What to do:
Go through the material and tally the lines containing the string "claims". Give the total alone.

Dataset items:
+-------+
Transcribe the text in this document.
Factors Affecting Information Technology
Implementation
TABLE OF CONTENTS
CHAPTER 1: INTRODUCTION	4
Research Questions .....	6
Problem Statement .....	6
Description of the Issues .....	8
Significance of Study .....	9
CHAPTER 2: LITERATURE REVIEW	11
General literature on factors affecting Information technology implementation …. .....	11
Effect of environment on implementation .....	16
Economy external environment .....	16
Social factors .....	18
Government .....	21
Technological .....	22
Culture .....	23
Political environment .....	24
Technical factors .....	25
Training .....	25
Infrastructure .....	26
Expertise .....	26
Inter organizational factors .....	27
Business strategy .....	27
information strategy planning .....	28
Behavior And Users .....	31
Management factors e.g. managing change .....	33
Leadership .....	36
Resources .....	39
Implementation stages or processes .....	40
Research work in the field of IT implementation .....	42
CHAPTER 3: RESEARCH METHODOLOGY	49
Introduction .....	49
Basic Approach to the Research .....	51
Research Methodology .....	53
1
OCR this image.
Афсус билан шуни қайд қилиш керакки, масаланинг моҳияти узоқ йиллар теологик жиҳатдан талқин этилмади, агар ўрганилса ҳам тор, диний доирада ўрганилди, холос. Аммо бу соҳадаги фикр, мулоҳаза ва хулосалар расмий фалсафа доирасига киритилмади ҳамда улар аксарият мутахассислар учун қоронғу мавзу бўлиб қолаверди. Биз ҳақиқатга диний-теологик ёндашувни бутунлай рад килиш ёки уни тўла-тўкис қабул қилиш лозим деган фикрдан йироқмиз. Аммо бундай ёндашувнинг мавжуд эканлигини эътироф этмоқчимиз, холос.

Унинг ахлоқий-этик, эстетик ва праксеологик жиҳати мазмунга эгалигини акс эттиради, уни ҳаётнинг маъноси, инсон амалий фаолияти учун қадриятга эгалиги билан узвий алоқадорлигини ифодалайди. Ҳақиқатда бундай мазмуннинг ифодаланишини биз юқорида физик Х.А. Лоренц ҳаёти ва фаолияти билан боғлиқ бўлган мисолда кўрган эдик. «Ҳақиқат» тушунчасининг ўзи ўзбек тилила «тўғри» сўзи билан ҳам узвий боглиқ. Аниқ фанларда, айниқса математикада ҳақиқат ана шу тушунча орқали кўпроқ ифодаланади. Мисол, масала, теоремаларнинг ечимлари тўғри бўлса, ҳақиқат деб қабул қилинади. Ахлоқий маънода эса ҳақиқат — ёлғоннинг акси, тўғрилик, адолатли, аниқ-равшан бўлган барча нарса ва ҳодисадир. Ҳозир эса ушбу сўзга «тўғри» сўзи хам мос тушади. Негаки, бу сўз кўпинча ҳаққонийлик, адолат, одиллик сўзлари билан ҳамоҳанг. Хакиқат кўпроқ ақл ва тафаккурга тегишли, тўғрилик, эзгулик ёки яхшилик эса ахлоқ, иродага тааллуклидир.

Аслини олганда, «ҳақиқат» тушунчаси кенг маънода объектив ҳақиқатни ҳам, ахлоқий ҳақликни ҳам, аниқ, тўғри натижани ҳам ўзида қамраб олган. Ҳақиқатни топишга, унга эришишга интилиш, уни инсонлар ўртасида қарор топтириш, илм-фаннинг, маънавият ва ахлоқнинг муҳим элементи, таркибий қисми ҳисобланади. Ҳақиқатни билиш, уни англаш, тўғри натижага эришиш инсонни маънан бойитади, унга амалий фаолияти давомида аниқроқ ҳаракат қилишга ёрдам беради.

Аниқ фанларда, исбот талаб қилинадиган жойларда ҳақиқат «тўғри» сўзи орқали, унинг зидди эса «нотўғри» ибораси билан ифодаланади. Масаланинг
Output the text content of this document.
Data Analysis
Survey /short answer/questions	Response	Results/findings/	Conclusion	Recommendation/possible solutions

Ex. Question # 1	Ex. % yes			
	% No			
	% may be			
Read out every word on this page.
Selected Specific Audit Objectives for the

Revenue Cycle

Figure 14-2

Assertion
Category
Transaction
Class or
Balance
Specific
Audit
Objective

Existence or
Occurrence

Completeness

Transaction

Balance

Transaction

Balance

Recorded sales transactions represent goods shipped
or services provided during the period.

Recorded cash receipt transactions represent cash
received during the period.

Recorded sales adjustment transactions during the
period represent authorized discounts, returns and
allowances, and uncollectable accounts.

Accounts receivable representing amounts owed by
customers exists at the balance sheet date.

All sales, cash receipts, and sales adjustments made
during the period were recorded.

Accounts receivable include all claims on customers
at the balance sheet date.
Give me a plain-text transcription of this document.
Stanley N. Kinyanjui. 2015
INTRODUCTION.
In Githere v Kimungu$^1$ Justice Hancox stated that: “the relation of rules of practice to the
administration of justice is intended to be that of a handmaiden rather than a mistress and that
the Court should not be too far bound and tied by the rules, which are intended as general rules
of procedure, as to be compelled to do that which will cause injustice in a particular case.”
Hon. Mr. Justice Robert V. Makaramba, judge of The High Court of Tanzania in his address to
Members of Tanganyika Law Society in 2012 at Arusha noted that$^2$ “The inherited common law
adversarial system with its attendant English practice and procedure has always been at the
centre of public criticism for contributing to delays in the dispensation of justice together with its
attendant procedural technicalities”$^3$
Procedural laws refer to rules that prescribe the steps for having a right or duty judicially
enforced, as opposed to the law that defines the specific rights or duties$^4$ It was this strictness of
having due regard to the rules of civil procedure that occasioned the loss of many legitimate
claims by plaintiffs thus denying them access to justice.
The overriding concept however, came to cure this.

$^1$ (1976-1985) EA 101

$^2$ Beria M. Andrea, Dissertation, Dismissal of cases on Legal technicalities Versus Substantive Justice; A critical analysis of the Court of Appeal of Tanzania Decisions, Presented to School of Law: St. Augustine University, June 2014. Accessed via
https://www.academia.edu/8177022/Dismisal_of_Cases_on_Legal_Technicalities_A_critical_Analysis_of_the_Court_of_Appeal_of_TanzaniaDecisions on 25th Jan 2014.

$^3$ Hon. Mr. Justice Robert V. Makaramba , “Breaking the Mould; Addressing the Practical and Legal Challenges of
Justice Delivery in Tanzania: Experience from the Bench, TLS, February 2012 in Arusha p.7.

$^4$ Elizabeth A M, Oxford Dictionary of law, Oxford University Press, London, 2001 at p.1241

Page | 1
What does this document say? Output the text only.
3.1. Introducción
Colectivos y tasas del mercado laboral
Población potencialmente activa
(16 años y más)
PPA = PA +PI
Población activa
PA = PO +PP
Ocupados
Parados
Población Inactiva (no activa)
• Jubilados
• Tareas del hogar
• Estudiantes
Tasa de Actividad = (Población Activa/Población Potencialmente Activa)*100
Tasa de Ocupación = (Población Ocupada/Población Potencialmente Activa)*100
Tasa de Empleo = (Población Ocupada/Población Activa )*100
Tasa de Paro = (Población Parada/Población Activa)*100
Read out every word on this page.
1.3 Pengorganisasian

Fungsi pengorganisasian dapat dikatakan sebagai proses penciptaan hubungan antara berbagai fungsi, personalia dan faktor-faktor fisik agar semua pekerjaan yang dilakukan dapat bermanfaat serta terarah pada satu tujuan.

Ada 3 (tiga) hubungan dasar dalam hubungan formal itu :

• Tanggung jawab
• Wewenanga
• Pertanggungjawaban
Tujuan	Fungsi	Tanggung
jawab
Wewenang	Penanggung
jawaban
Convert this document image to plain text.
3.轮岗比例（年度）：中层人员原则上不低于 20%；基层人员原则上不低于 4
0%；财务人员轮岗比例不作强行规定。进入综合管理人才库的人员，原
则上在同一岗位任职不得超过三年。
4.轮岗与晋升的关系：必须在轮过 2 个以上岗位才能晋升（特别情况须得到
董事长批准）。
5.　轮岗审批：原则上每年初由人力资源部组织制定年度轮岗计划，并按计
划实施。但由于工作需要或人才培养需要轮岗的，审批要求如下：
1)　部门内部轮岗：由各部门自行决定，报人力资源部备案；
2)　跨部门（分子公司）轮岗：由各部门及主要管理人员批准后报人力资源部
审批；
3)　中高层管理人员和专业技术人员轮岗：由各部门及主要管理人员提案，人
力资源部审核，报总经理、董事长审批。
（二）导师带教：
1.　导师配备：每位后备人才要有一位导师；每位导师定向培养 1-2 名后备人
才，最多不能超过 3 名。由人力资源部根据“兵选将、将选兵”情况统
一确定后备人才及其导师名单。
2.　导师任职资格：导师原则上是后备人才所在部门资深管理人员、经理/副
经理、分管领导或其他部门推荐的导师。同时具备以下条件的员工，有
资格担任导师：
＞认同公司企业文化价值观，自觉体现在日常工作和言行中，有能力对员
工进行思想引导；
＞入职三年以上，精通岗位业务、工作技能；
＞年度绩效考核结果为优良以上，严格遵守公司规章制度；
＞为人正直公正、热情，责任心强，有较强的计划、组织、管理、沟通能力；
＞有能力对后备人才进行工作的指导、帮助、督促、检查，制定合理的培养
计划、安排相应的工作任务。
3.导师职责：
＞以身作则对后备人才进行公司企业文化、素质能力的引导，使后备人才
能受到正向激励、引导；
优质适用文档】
+-------+
Task response:
2